● WHAT TO DO
Copy every line of the data that contains the string "this".
========================
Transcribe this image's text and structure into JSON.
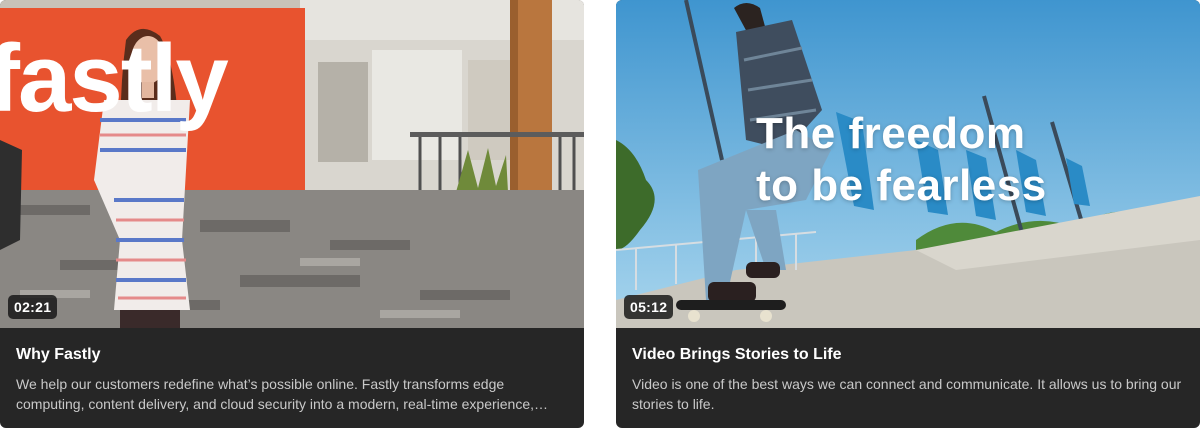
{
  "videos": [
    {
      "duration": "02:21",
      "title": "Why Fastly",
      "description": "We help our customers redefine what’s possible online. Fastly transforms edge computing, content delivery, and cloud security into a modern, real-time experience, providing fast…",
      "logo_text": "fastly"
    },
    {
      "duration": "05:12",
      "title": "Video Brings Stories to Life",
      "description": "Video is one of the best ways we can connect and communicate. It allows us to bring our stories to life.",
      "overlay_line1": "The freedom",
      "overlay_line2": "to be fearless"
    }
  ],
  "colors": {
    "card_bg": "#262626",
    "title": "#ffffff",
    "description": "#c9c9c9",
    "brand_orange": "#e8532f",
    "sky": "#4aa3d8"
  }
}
========================
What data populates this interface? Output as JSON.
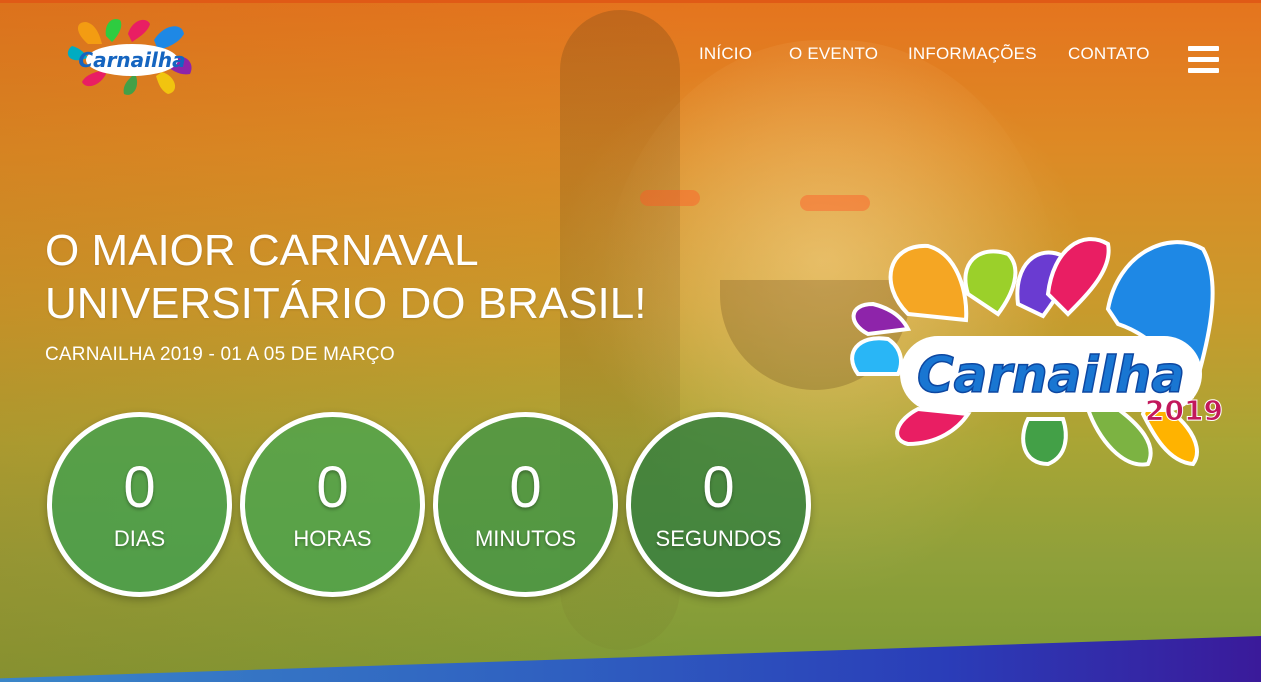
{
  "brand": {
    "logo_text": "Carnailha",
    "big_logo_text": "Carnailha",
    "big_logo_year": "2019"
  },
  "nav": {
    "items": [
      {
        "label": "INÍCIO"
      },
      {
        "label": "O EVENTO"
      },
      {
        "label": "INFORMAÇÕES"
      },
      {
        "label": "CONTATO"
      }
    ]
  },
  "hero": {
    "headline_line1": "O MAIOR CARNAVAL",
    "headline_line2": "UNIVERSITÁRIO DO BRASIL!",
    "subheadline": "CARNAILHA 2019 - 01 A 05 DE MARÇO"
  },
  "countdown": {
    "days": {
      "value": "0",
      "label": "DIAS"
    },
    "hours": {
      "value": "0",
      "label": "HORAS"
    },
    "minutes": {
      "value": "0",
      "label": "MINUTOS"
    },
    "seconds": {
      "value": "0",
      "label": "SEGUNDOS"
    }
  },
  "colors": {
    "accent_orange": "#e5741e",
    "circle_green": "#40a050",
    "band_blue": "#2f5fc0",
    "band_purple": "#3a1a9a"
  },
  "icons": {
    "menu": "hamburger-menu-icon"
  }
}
========================
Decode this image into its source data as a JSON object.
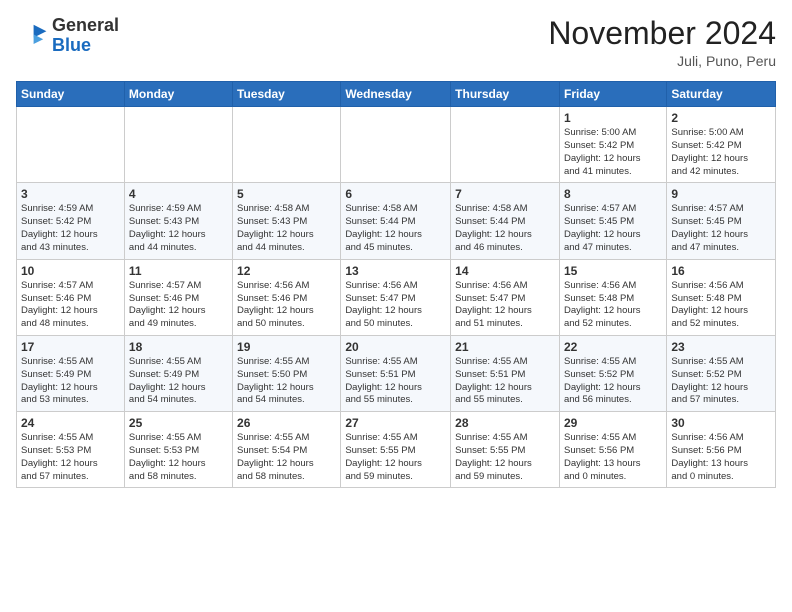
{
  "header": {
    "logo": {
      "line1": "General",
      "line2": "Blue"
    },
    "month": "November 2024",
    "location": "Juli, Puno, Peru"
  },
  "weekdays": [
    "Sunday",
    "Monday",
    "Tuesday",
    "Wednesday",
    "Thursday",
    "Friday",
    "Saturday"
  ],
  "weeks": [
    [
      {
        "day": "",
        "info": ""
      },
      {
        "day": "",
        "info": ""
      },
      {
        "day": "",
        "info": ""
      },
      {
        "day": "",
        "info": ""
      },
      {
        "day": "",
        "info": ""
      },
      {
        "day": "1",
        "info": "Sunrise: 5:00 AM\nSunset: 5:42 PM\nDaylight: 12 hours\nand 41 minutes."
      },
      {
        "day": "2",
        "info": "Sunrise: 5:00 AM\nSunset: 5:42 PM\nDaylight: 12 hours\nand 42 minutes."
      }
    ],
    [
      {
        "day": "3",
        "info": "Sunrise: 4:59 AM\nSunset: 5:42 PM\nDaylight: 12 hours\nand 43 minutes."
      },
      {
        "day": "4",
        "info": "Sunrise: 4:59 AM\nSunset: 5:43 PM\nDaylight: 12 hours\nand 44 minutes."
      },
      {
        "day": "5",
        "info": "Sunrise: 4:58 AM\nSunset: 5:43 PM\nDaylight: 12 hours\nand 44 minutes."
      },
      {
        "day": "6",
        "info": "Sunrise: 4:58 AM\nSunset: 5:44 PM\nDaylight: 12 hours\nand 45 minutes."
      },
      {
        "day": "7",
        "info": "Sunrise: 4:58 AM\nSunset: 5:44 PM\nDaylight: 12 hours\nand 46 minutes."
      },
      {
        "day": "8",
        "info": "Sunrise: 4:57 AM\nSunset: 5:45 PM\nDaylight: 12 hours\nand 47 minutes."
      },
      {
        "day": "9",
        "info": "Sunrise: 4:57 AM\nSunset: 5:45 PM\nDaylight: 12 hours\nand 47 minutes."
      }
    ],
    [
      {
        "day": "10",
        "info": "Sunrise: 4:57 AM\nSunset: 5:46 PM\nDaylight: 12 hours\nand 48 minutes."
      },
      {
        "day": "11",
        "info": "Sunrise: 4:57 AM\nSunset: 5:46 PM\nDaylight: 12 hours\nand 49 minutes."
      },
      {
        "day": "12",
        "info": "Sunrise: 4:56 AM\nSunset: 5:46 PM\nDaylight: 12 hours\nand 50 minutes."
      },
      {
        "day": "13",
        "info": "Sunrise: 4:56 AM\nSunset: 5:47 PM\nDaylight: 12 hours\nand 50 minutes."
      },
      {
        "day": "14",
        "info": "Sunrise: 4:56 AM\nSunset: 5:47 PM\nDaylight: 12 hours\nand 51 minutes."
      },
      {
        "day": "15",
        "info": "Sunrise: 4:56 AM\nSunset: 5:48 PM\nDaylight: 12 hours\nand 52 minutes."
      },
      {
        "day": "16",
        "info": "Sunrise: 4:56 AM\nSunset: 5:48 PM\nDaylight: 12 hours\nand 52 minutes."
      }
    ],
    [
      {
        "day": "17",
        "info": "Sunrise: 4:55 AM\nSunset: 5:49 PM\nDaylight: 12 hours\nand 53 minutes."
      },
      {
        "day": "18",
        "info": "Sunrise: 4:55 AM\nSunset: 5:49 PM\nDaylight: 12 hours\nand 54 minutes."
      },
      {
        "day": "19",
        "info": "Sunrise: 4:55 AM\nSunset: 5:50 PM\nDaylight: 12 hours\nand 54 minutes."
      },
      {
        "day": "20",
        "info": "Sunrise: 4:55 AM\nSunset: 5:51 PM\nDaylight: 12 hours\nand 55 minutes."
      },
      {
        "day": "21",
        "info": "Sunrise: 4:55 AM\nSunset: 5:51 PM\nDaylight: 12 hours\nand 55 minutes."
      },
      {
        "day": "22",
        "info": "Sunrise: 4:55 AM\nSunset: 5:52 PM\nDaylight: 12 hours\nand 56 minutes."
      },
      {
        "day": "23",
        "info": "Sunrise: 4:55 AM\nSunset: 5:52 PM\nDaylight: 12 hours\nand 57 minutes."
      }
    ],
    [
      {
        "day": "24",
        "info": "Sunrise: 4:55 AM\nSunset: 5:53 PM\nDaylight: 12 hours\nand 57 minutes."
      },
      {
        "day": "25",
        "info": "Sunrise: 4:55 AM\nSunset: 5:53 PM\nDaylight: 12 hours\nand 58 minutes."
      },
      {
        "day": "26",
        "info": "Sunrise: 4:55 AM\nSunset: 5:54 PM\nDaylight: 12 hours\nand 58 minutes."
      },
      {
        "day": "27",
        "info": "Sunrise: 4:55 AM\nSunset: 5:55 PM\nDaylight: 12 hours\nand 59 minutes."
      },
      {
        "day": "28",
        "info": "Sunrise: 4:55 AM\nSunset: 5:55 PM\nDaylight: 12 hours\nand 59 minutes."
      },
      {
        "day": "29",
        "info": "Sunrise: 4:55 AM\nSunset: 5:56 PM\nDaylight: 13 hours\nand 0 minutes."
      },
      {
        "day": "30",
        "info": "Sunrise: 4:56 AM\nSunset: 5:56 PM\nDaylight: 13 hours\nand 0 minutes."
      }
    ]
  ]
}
========================
● FULL OUTPUT
Transcribe this image's text and structure into JSON.
What data populates this interface? Output as JSON.
Decode this image into its source data as a JSON object.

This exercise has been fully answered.